* START DATA IN THIS EXERCISE *
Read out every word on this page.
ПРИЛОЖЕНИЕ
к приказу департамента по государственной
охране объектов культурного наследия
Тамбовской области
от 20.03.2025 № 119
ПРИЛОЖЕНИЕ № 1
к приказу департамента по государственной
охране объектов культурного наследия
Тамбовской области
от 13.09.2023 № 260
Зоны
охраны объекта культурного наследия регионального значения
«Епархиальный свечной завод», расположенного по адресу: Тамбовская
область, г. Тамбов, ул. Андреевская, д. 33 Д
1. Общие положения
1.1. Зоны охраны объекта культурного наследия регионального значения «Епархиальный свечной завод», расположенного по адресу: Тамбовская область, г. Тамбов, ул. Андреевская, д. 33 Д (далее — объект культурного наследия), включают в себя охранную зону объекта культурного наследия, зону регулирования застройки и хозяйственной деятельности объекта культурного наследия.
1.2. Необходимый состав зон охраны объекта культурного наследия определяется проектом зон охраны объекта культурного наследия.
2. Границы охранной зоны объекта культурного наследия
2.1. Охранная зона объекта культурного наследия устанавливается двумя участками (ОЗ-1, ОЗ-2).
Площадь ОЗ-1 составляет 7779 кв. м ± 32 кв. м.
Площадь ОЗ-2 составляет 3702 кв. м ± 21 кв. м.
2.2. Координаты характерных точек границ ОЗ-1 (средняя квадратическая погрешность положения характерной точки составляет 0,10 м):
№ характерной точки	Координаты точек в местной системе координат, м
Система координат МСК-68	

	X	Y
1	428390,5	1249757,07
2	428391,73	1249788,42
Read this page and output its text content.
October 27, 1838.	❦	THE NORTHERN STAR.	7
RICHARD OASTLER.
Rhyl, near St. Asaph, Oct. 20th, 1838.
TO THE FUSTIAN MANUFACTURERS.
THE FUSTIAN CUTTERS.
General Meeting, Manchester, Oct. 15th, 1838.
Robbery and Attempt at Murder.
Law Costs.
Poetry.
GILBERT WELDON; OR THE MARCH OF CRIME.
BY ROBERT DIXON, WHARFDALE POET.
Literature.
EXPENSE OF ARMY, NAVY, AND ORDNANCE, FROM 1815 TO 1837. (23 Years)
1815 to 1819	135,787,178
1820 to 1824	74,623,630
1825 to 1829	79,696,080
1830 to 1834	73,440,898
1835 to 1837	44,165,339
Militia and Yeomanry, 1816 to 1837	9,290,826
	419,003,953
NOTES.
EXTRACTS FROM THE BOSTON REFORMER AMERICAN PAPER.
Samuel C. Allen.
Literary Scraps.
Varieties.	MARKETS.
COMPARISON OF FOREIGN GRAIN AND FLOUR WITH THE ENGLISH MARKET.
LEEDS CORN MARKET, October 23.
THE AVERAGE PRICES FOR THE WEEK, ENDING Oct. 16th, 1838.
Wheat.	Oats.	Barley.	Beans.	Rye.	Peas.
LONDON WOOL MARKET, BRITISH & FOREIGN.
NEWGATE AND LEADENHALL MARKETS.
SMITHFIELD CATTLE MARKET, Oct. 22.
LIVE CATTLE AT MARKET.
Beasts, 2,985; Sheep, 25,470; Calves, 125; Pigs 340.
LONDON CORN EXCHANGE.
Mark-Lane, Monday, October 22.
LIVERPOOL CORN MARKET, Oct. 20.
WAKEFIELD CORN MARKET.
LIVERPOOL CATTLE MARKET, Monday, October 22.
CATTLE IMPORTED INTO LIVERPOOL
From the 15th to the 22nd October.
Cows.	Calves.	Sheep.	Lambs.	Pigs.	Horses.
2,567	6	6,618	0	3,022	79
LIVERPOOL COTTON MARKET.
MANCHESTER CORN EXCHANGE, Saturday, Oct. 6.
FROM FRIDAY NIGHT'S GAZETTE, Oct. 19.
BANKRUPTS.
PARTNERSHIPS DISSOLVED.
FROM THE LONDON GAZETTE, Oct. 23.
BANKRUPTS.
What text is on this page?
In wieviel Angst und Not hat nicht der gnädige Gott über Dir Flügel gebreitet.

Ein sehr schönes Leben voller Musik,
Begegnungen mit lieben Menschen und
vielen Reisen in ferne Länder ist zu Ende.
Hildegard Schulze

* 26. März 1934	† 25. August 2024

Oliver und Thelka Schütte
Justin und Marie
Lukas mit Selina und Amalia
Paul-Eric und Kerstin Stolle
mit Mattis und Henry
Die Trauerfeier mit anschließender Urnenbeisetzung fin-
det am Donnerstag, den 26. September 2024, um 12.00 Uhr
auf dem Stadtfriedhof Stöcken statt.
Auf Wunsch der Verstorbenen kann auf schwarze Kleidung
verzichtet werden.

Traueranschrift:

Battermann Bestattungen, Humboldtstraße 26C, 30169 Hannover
* END DATA IN THIS EXERCISE *
WHAT TO PRODUCE: Quote only the lines from the line containing "What text is on this page?" through the end of the listing, please, keeping both the first and the last line.

RIGHT ANSWER:
What text is on this page?
In wieviel Angst und Not hat nicht der gnädige Gott über Dir Flügel gebreitet.

Ein sehr schönes Leben voller Musik,
Begegnungen mit lieben Menschen und
vielen Reisen in ferne Länder ist zu Ende.
Hildegard Schulze

* 26. März 1934	† 25. August 2024

Oliver und Thelka Schütte
Justin und Marie
Lukas mit Selina und Amalia
Paul-Eric und Kerstin Stolle
mit Mattis und Henry
Die Trauerfeier mit anschließender Urnenbeisetzung fin-
det am Donnerstag, den 26. September 2024, um 12.00 Uhr
auf dem Stadtfriedhof Stöcken statt.
Auf Wunsch der Verstorbenen kann auf schwarze Kleidung
verzichtet werden.

Traueranschrift:

Battermann Bestattungen, Humboldtstraße 26C, 30169 Hannover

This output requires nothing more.